→ Given request
Gather every line holding the string "équation".

→ Exercise materials
============
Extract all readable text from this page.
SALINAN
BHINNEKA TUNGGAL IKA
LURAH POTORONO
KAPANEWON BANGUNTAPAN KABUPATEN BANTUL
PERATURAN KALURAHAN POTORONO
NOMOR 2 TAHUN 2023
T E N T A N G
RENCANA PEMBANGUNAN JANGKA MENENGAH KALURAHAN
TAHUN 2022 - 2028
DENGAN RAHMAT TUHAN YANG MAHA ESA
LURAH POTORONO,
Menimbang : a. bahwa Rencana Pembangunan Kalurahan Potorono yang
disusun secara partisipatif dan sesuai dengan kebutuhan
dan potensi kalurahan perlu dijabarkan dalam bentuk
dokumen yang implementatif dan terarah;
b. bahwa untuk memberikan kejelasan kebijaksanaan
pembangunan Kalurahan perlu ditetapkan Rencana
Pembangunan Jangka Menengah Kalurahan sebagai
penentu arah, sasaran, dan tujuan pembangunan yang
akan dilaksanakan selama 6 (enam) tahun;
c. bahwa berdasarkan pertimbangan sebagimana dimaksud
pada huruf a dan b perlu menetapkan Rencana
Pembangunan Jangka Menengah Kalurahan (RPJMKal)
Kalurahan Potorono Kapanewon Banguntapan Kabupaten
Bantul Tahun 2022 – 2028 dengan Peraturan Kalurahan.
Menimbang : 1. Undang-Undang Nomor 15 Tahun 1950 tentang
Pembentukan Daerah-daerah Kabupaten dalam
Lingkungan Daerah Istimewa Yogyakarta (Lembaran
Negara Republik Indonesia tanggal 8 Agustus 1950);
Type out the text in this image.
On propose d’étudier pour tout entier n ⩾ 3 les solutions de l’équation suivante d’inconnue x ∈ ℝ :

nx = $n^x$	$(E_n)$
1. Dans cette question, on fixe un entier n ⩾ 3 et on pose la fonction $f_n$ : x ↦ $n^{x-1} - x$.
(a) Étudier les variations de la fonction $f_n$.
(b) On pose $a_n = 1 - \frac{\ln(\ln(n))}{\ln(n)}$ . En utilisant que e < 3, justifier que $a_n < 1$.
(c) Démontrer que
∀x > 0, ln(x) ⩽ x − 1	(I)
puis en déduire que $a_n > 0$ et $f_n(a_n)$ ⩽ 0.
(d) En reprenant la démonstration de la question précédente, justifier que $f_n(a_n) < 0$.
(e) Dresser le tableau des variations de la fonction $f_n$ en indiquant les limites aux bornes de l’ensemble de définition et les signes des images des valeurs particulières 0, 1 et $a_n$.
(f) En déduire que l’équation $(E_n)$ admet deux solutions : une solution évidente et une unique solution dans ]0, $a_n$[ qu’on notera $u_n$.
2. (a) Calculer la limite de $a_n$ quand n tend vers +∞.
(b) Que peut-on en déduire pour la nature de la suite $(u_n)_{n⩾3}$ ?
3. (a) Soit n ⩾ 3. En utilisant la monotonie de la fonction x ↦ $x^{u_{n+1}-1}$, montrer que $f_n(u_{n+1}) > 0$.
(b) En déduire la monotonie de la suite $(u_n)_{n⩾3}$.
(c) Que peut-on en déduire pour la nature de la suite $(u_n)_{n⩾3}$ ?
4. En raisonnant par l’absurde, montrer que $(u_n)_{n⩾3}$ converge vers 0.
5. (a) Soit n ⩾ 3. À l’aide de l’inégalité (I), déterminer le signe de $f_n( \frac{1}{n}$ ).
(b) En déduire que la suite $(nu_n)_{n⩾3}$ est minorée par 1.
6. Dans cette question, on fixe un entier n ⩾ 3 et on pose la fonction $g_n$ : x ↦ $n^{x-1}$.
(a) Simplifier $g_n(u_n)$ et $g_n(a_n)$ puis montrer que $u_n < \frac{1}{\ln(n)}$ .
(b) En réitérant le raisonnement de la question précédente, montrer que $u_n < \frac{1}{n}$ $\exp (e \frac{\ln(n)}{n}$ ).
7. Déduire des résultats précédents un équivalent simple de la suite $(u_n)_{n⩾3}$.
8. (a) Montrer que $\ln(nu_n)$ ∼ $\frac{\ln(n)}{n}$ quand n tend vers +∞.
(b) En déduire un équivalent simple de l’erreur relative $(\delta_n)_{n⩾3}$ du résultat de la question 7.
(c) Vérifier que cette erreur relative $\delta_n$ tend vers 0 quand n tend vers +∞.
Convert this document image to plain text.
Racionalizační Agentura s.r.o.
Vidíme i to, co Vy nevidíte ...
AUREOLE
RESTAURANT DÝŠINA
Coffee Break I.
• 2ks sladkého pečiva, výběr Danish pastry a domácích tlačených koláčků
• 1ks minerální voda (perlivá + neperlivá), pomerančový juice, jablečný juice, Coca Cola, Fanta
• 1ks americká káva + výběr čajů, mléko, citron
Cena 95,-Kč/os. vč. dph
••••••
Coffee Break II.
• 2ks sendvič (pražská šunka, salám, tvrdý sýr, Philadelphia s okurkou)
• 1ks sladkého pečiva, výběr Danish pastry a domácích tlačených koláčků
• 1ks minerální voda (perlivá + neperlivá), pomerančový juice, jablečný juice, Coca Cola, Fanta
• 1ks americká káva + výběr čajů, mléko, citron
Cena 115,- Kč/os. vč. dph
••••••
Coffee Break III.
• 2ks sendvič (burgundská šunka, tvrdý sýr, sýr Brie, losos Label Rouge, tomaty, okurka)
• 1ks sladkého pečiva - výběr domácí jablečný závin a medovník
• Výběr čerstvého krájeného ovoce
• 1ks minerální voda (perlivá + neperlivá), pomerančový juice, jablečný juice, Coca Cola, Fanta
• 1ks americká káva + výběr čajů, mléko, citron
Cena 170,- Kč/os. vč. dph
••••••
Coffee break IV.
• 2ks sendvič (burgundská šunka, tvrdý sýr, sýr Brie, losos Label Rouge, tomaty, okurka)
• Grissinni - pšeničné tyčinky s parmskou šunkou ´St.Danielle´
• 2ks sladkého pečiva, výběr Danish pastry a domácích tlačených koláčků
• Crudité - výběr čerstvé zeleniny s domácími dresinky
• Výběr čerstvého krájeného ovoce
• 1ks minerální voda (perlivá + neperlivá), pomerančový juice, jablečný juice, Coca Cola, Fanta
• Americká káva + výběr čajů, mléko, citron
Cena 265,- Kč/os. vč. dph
============
→ Solution
On propose d’étudier pour tout entier n ⩾ 3 les solutions de l’équation suivante d’inconnue x ∈ ℝ :
(f) En déduire que l’équation $(E_n)$ admet deux solutions : une solution évidente et une unique solution dans ]0, $a_n$[ qu’on notera $u_n$.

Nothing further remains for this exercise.